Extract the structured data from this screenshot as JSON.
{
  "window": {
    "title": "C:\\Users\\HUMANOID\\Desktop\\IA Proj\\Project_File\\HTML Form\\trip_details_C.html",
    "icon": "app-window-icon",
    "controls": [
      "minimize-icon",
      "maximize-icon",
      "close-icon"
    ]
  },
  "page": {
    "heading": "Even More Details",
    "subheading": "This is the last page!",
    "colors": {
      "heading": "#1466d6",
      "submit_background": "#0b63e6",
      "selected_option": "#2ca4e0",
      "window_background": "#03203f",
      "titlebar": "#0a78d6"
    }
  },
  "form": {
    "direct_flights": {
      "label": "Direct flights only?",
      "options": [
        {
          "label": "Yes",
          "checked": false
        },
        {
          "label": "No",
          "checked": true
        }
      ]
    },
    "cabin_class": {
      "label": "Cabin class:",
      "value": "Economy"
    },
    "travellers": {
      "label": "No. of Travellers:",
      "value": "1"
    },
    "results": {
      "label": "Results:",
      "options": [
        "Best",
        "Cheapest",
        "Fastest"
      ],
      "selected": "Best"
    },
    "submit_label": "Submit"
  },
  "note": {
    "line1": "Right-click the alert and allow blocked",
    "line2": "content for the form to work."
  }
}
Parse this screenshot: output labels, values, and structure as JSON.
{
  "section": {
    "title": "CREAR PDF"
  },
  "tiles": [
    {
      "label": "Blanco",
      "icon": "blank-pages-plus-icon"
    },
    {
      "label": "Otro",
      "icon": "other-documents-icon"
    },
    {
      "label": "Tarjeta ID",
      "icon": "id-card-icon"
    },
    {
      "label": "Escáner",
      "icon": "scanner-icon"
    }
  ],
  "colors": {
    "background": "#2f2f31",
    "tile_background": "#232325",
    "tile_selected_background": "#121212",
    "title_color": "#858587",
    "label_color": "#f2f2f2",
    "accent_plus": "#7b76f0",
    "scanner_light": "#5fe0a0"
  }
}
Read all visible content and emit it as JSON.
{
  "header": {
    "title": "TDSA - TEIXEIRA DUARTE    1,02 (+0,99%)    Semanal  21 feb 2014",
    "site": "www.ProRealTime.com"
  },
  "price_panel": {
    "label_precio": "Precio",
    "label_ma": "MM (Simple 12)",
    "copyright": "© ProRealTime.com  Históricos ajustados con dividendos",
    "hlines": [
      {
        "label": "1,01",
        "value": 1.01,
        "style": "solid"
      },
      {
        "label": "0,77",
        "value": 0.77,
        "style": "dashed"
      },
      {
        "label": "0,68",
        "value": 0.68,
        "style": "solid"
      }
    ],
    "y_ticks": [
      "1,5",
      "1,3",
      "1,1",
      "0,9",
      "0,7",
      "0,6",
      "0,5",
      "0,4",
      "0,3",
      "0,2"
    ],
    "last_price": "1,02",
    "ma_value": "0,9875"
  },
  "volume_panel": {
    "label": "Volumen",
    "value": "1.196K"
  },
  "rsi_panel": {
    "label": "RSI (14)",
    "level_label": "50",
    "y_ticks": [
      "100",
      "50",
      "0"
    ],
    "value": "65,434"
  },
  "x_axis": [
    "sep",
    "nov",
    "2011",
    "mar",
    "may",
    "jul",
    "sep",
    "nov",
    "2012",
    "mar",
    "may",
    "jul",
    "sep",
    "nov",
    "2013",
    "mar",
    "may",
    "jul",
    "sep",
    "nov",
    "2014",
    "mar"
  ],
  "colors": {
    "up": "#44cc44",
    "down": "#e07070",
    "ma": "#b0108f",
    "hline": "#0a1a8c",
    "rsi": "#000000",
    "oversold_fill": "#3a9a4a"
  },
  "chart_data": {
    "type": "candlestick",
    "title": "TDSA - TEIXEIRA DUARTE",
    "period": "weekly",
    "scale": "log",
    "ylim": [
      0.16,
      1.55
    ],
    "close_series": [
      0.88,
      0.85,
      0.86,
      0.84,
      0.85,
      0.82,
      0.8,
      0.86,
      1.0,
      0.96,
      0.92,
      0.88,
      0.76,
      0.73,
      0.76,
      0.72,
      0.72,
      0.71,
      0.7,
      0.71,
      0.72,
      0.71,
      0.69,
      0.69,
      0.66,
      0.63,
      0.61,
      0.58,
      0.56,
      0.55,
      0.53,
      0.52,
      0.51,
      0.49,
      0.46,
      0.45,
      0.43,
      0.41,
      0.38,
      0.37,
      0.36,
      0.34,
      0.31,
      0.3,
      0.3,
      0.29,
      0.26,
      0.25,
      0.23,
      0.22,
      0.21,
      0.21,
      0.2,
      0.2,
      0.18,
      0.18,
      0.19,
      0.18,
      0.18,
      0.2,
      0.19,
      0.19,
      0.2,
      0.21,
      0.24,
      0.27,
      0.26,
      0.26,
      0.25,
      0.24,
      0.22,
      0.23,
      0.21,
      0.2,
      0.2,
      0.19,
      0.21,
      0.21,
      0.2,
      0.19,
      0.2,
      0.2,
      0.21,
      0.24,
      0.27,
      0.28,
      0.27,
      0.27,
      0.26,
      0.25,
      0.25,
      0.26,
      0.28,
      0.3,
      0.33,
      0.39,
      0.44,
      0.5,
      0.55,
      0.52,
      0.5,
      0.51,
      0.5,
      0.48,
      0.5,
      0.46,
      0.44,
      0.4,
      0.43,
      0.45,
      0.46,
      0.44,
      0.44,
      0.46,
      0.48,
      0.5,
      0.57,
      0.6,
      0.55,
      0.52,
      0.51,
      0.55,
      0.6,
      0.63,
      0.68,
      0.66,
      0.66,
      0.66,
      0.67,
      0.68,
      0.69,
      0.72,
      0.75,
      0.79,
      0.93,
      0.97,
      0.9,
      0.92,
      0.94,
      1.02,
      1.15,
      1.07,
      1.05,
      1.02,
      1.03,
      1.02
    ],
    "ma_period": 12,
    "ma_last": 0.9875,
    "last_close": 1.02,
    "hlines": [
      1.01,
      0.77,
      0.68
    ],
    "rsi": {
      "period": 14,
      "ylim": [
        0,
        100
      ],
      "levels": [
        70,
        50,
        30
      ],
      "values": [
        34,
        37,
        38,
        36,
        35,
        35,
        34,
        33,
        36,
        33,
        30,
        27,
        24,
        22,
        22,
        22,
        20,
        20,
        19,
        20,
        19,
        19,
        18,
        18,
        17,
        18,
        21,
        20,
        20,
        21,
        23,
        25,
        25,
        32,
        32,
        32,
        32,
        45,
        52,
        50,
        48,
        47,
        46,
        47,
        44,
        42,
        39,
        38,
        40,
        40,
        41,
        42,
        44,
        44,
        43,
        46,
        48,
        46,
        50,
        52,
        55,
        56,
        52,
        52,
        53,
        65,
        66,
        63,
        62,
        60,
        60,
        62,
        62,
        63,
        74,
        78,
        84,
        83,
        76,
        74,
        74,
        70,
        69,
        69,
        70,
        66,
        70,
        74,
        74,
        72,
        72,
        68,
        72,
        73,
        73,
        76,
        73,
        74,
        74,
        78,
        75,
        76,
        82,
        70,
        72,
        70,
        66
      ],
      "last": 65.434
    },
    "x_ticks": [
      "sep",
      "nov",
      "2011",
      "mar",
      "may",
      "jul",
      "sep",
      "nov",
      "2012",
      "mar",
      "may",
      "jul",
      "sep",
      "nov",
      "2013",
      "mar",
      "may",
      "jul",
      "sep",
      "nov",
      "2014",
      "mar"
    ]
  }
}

---

_The task_: Copy out each line in the listing that has the word "TDSA".

_Result below_:
    "title": "TDSA - TEIXEIRA DUARTE    1,02 (+0,99%)    Semanal  21 feb 2014",
    "title": "TDSA - TEIXEIRA DUARTE",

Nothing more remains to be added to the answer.